Exercise instructions
Copy out the listing that follows, exactly, without its pictures.

>> START Records supplied

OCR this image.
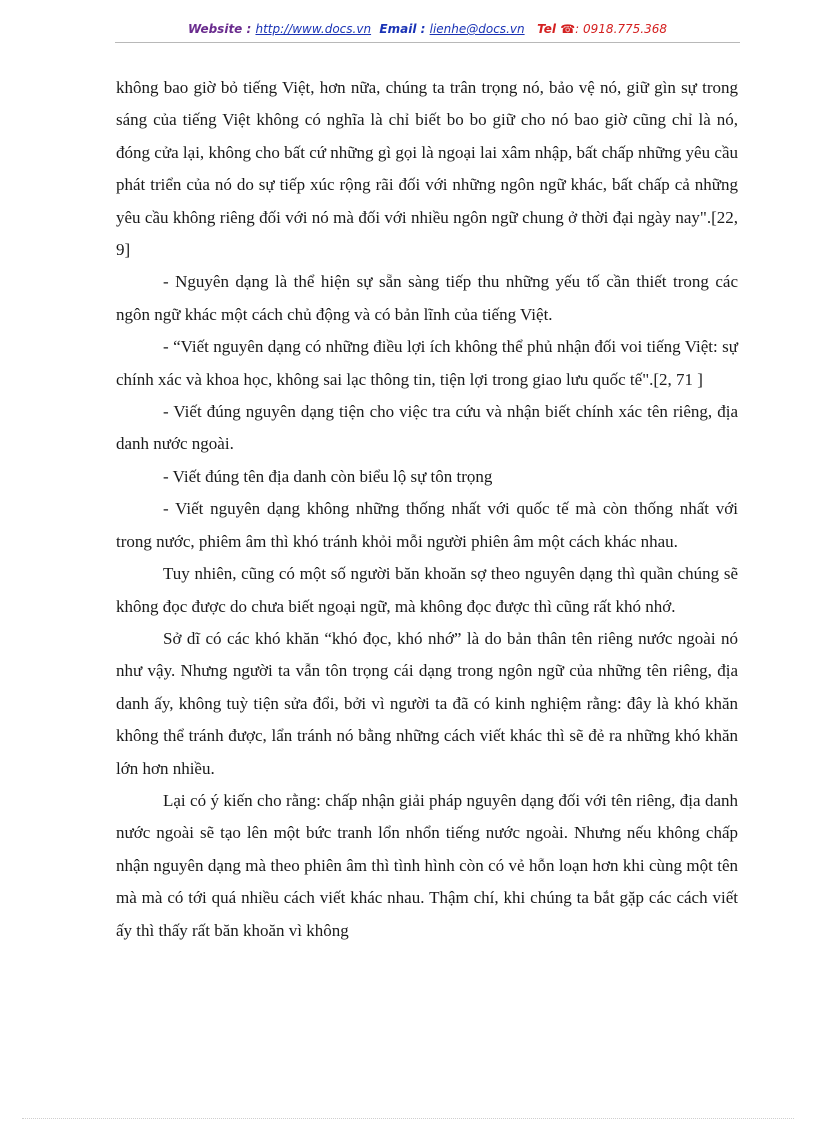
Website : http://www.docs.vn Email : lienhe@docs.vn Tel ☎: 0918.775.368

không bao giờ bỏ tiếng Việt, hơn nữa, chúng ta trân trọng nó, bảo vệ nó, giữ gìn sự trong sáng của tiếng Việt không có nghĩa là chỉ biết bo bo giữ cho nó bao giờ cũng chỉ là nó, đóng cửa lại, không cho bất cứ những gì gọi là ngoại lai xâm nhập, bất chấp những yêu cầu phát triển của nó do sự tiếp xúc rộng rãi đối với những ngôn ngữ khác, bất chấp cả những yêu cầu không riêng đối với nó mà đối với nhiều ngôn ngữ chung ở thời đại ngày nay".[22, 9]

- Nguyên dạng là thể hiện sự sẵn sàng tiếp thu những yếu tố cần thiết trong các ngôn ngữ khác một cách chủ động và có bản lĩnh của tiếng Việt.

- “Viết nguyên dạng có những điều lợi ích không thể phủ nhận đối voi tiếng Việt: sự chính xác và khoa học, không sai lạc thông tin, tiện lợi trong giao lưu quốc tế".[2, 71 ]

- Viết đúng nguyên dạng tiện cho việc tra cứu và nhận biết chính xác tên riêng, địa danh nước ngoài.

- Viết đúng tên địa danh còn biểu lộ sự tôn trọng

- Viết nguyên dạng không những thống nhất với quốc tế mà còn thống nhất với trong nước, phiêm âm thì khó tránh khỏi mỗi người phiên âm một cách khác nhau.

Tuy nhiên, cũng có một số người băn khoăn sợ theo nguyên dạng thì quần chúng sẽ không đọc được do chưa biết ngoại ngữ, mà không đọc được thì cũng rất khó nhớ.

Sở dĩ có các khó khăn “khó đọc, khó nhớ” là do bản thân tên riêng nước ngoài nó như vậy. Nhưng người ta vẫn tôn trọng cái dạng trong ngôn ngữ của những tên riêng, địa danh ấy, không tuỳ tiện sửa đổi, bởi vì người ta đã có kinh nghiệm rằng: đây là khó khăn không thể tránh được, lẩn tránh nó bằng những cách viết khác thì sẽ đẻ ra những khó khăn lớn hơn nhiều.

Lại có ý kiến cho rằng: chấp nhận giải pháp nguyên dạng đối với tên riêng, địa danh nước ngoài sẽ tạo lên một bức tranh lổn nhổn tiếng nước ngoài. Nhưng nếu không chấp nhận nguyên dạng mà theo phiên âm thì tình hình còn có vẻ hỗn loạn hơn khi cùng một tên mà mà có tới quá nhiều cách viết khác nhau. Thậm chí, khi chúng ta bắt gặp các cách viết ấy thì thấy rất băn khoăn vì không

>> END Records supplied

The solution
OCR this image.
Website : http://www.docs.vn Email : lienhe@docs.vn Tel ☎: 0918.775.368

không bao giờ bỏ tiếng Việt, hơn nữa, chúng ta trân trọng nó, bảo vệ nó, giữ gìn sự trong sáng của tiếng Việt không có nghĩa là chỉ biết bo bo giữ cho nó bao giờ cũng chỉ là nó, đóng cửa lại, không cho bất cứ những gì gọi là ngoại lai xâm nhập, bất chấp những yêu cầu phát triển của nó do sự tiếp xúc rộng rãi đối với những ngôn ngữ khác, bất chấp cả những yêu cầu không riêng đối với nó mà đối với nhiều ngôn ngữ chung ở thời đại ngày nay".[22, 9]

- Nguyên dạng là thể hiện sự sẵn sàng tiếp thu những yếu tố cần thiết trong các ngôn ngữ khác một cách chủ động và có bản lĩnh của tiếng Việt.

- “Viết nguyên dạng có những điều lợi ích không thể phủ nhận đối voi tiếng Việt: sự chính xác và khoa học, không sai lạc thông tin, tiện lợi trong giao lưu quốc tế".[2, 71 ]

- Viết đúng nguyên dạng tiện cho việc tra cứu và nhận biết chính xác tên riêng, địa danh nước ngoài.

- Viết đúng tên địa danh còn biểu lộ sự tôn trọng

- Viết nguyên dạng không những thống nhất với quốc tế mà còn thống nhất với trong nước, phiêm âm thì khó tránh khỏi mỗi người phiên âm một cách khác nhau.

Tuy nhiên, cũng có một số người băn khoăn sợ theo nguyên dạng thì quần chúng sẽ không đọc được do chưa biết ngoại ngữ, mà không đọc được thì cũng rất khó nhớ.

Sở dĩ có các khó khăn “khó đọc, khó nhớ” là do bản thân tên riêng nước ngoài nó như vậy. Nhưng người ta vẫn tôn trọng cái dạng trong ngôn ngữ của những tên riêng, địa danh ấy, không tuỳ tiện sửa đổi, bởi vì người ta đã có kinh nghiệm rằng: đây là khó khăn không thể tránh được, lẩn tránh nó bằng những cách viết khác thì sẽ đẻ ra những khó khăn lớn hơn nhiều.

Lại có ý kiến cho rằng: chấp nhận giải pháp nguyên dạng đối với tên riêng, địa danh nước ngoài sẽ tạo lên một bức tranh lổn nhổn tiếng nước ngoài. Nhưng nếu không chấp nhận nguyên dạng mà theo phiên âm thì tình hình còn có vẻ hỗn loạn hơn khi cùng một tên mà mà có tới quá nhiều cách viết khác nhau. Thậm chí, khi chúng ta bắt gặp các cách viết ấy thì thấy rất băn khoăn vì không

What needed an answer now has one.